-- Material provided --
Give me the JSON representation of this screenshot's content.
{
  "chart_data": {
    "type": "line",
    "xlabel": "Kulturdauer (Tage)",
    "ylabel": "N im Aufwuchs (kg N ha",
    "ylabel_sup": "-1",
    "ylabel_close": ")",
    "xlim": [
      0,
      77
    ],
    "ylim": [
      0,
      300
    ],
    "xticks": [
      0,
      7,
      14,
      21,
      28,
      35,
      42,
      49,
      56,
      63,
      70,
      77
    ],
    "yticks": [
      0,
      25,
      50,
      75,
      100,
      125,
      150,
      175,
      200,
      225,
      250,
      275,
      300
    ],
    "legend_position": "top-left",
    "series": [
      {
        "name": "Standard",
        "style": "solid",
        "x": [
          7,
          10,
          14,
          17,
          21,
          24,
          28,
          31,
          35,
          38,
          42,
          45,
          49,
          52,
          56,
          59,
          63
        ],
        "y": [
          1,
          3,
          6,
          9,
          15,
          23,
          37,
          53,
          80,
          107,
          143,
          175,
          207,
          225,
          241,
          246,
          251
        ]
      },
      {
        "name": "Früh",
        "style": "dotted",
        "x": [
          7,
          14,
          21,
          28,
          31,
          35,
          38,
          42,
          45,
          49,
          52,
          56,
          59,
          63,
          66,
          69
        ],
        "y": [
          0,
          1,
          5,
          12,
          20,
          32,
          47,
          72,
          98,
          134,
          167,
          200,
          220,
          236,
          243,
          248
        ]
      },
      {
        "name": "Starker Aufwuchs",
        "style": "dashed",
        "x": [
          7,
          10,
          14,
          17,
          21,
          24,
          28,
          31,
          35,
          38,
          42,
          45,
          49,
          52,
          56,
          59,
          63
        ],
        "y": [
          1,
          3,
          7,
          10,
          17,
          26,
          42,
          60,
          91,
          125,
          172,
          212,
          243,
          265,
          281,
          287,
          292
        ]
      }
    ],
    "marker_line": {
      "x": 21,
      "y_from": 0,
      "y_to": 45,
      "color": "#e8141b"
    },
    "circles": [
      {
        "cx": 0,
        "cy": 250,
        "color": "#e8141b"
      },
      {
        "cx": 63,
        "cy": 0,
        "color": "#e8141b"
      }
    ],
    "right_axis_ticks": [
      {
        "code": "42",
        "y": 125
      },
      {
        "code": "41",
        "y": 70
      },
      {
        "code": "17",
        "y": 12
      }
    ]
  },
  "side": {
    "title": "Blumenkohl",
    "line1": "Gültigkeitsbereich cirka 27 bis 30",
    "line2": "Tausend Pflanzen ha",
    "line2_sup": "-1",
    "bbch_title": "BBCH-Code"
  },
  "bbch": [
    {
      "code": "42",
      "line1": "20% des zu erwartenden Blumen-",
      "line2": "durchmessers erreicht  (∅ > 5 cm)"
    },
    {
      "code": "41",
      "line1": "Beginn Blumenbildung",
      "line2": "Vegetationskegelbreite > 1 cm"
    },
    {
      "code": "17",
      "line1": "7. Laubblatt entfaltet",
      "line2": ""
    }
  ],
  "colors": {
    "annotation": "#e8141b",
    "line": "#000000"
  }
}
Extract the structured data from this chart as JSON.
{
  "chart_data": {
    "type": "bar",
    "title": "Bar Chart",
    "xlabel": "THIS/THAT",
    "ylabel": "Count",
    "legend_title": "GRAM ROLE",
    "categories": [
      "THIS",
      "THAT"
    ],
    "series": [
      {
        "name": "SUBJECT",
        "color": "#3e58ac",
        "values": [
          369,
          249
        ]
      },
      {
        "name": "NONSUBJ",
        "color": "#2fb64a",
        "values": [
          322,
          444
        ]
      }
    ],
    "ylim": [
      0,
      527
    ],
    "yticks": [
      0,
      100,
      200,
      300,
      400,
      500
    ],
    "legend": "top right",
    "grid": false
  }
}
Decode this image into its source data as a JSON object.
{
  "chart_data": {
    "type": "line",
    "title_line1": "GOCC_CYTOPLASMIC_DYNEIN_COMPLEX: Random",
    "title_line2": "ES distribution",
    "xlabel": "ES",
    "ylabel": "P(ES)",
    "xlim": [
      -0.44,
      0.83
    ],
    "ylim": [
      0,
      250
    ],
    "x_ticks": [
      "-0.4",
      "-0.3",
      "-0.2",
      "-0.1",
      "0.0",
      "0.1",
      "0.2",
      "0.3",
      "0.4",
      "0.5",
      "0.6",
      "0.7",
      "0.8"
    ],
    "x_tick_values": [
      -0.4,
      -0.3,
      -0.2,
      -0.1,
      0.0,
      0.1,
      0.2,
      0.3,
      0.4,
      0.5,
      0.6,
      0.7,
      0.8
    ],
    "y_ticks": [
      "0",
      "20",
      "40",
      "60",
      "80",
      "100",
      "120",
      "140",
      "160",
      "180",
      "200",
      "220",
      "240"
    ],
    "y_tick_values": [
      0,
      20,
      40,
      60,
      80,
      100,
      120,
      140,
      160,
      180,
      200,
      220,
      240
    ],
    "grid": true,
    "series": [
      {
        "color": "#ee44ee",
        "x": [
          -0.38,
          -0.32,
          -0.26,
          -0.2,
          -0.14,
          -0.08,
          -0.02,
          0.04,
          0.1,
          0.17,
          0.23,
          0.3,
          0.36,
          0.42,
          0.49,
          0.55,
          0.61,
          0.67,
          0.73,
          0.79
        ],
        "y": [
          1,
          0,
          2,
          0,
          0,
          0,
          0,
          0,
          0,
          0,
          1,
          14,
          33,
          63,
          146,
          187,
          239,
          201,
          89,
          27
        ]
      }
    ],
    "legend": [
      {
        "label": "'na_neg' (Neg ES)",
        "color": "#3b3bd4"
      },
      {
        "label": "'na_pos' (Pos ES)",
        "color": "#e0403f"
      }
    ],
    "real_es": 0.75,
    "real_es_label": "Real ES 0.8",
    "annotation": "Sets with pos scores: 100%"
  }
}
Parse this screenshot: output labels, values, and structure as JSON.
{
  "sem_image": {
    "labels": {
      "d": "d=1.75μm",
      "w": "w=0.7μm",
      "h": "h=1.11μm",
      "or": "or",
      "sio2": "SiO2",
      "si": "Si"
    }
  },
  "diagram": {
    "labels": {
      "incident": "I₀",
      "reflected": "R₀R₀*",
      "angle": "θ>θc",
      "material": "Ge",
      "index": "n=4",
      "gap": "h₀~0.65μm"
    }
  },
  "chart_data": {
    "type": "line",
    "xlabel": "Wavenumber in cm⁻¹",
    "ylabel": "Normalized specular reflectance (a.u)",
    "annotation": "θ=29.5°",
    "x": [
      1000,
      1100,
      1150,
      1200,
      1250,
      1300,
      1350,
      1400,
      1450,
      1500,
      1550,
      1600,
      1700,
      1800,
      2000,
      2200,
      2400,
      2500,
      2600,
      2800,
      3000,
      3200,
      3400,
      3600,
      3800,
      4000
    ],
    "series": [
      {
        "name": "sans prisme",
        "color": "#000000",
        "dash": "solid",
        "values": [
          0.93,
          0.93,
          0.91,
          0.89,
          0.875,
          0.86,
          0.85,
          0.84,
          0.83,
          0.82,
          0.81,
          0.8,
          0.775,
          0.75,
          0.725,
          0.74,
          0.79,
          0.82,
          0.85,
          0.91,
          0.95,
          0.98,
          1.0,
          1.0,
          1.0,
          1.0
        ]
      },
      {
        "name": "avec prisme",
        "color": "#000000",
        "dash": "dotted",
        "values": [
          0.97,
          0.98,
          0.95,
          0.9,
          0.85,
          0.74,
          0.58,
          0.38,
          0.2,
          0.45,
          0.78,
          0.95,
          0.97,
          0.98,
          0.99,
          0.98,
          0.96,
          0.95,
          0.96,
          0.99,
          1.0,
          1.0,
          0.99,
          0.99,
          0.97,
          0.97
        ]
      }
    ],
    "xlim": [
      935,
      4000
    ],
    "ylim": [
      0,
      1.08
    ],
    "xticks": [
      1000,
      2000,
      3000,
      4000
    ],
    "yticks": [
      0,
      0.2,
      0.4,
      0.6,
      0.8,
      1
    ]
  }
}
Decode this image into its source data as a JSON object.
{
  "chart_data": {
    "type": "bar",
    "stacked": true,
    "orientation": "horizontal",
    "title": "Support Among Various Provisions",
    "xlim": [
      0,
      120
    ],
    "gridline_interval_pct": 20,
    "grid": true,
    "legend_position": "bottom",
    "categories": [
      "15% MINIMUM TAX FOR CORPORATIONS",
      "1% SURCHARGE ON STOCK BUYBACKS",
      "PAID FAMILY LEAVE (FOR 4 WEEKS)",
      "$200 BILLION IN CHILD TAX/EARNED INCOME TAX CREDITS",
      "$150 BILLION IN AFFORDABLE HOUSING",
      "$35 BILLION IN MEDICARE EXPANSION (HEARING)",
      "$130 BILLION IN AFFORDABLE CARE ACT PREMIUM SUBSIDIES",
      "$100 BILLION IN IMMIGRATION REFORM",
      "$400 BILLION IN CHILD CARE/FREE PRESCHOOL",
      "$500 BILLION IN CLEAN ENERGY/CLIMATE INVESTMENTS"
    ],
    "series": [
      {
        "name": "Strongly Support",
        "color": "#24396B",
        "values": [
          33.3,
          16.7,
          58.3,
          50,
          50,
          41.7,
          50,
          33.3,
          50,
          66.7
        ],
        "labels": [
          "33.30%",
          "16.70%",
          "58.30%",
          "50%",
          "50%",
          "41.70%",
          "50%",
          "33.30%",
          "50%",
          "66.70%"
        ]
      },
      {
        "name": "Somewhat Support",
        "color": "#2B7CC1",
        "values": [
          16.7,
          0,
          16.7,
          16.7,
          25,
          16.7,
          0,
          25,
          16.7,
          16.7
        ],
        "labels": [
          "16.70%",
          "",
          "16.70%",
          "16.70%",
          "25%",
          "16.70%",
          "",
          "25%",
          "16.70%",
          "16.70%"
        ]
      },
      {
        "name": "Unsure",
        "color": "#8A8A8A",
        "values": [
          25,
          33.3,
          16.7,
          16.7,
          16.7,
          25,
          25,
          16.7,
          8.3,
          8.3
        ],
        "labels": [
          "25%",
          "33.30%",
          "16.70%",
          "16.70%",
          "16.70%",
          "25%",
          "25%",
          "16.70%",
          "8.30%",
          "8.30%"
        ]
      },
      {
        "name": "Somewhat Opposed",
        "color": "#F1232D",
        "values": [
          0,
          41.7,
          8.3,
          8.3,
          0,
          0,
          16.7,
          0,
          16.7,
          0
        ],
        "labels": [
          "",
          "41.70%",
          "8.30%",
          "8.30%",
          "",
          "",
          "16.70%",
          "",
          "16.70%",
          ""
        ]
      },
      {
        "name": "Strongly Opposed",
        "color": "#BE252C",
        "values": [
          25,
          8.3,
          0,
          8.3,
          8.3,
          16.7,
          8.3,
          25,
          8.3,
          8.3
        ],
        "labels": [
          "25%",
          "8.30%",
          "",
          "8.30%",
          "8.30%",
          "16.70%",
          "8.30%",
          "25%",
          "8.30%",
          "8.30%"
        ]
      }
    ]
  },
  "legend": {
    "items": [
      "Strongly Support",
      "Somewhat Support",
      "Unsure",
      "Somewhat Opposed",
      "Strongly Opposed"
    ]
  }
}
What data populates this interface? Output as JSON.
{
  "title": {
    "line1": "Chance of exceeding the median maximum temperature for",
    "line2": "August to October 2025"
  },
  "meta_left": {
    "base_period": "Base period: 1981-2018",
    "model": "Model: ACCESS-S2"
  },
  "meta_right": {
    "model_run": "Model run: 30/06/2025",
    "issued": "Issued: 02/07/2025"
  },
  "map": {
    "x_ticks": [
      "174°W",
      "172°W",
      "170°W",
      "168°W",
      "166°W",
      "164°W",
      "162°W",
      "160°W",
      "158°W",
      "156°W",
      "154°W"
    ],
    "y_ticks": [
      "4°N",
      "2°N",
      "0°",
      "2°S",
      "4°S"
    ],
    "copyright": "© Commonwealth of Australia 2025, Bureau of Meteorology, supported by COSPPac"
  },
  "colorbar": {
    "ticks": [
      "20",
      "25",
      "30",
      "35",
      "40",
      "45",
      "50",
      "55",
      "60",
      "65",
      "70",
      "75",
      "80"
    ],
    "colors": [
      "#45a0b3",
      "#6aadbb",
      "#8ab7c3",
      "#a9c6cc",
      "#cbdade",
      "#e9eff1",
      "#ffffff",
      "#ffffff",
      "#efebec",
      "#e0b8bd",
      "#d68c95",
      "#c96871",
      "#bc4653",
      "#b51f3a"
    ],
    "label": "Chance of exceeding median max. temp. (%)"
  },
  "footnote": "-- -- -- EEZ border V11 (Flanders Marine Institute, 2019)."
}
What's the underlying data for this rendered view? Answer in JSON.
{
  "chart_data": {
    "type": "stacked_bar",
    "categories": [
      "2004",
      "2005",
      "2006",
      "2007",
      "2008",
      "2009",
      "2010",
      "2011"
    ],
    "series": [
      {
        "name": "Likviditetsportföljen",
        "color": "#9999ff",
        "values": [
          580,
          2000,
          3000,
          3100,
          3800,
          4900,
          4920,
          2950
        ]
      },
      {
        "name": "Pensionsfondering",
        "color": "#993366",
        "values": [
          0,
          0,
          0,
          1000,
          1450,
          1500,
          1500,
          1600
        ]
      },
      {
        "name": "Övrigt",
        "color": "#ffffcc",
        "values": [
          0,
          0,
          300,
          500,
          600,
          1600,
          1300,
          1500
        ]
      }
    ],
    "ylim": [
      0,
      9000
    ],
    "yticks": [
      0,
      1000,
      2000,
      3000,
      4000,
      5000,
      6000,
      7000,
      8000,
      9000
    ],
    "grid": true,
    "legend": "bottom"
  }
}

-- What is needed --
Return every line from the one holding "What's the underlying" through the end of the data, exactly as it appears, with both ends kept and nothing else.

-- Exercise output --
What's the underlying data for this rendered view? Answer in JSON.
{
  "chart_data": {
    "type": "stacked_bar",
    "categories": [
      "2004",
      "2005",
      "2006",
      "2007",
      "2008",
      "2009",
      "2010",
      "2011"
    ],
    "series": [
      {
        "name": "Likviditetsportföljen",
        "color": "#9999ff",
        "values": [
          580,
          2000,
          3000,
          3100,
          3800,
          4900,
          4920,
          2950
        ]
      },
      {
        "name": "Pensionsfondering",
        "color": "#993366",
        "values": [
          0,
          0,
          0,
          1000,
          1450,
          1500,
          1500,
          1600
        ]
      },
      {
        "name": "Övrigt",
        "color": "#ffffcc",
        "values": [
          0,
          0,
          300,
          500,
          600,
          1600,
          1300,
          1500
        ]
      }
    ],
    "ylim": [
      0,
      9000
    ],
    "yticks": [
      0,
      1000,
      2000,
      3000,
      4000,
      5000,
      6000,
      7000,
      8000,
      9000
    ],
    "grid": true,
    "legend": "bottom"
  }
}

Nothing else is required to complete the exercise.